Collect every line below that contains the word "icon".

## begin Supplied material

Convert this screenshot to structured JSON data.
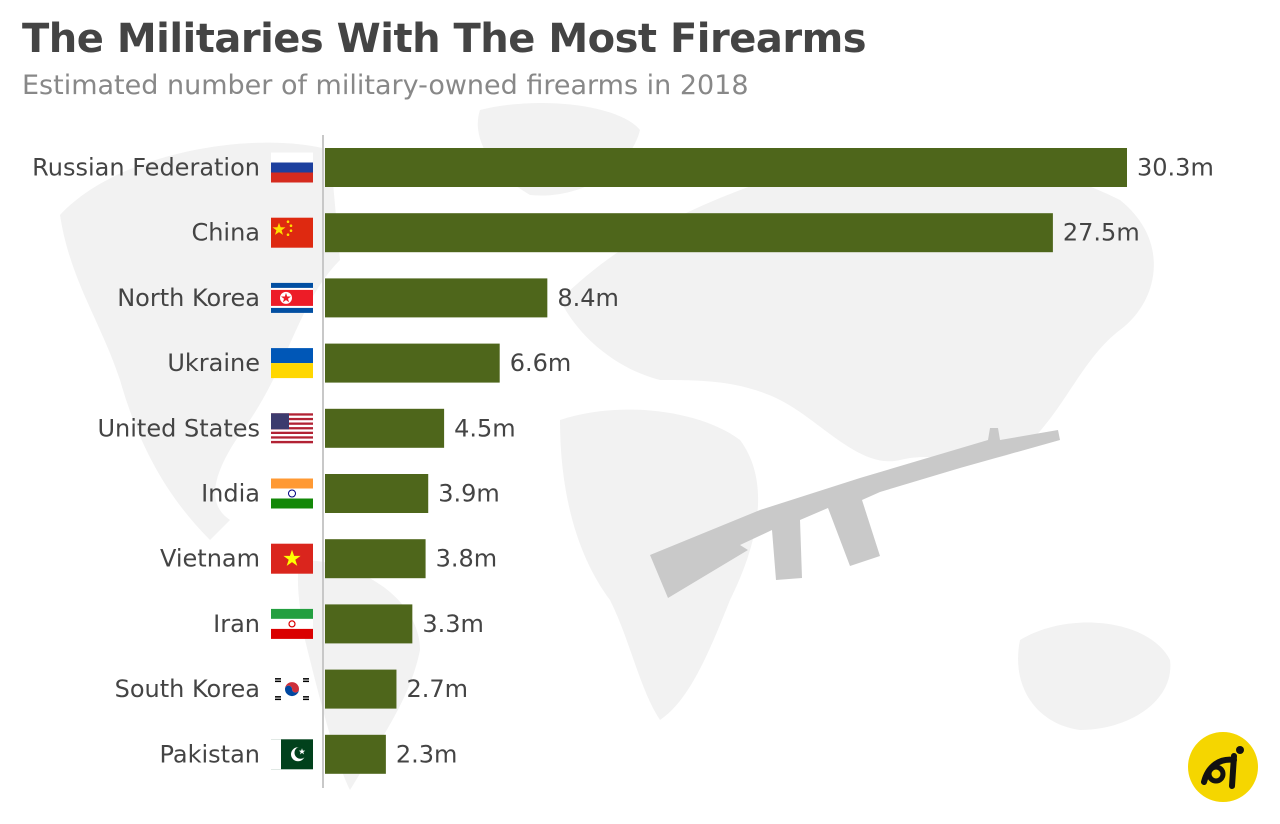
{
  "title": "The Militaries With The Most Firearms",
  "subtitle": "Estimated number of military-owned firearms in 2018",
  "colors": {
    "bar": "#4e661b",
    "text": "#444444",
    "subtitle": "#888888",
    "axis": "#c8c8c8"
  },
  "chart_data": {
    "type": "bar",
    "orientation": "horizontal",
    "unit": "m",
    "categories": [
      "Russian Federation",
      "China",
      "North Korea",
      "Ukraine",
      "United States",
      "India",
      "Vietnam",
      "Iran",
      "South Korea",
      "Pakistan"
    ],
    "values": [
      30.3,
      27.5,
      8.4,
      6.6,
      4.5,
      3.9,
      3.8,
      3.3,
      2.7,
      2.3
    ],
    "value_labels": [
      "30.3m",
      "27.5m",
      "8.4m",
      "6.6m",
      "4.5m",
      "3.9m",
      "3.8m",
      "3.3m",
      "2.7m",
      "2.3m"
    ],
    "flags": [
      "russia-flag-icon",
      "china-flag-icon",
      "north-korea-flag-icon",
      "ukraine-flag-icon",
      "usa-flag-icon",
      "india-flag-icon",
      "vietnam-flag-icon",
      "iran-flag-icon",
      "south-korea-flag-icon",
      "pakistan-flag-icon"
    ],
    "xlim": [
      0,
      30.3
    ],
    "grid": false,
    "legend": "none"
  }
}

## end Supplied material

Solution to the problem
      "russia-flag-icon",
      "china-flag-icon",
      "north-korea-flag-icon",
      "ukraine-flag-icon",
      "usa-flag-icon",
      "india-flag-icon",
      "vietnam-flag-icon",
      "iran-flag-icon",
      "south-korea-flag-icon",
      "pakistan-flag-icon"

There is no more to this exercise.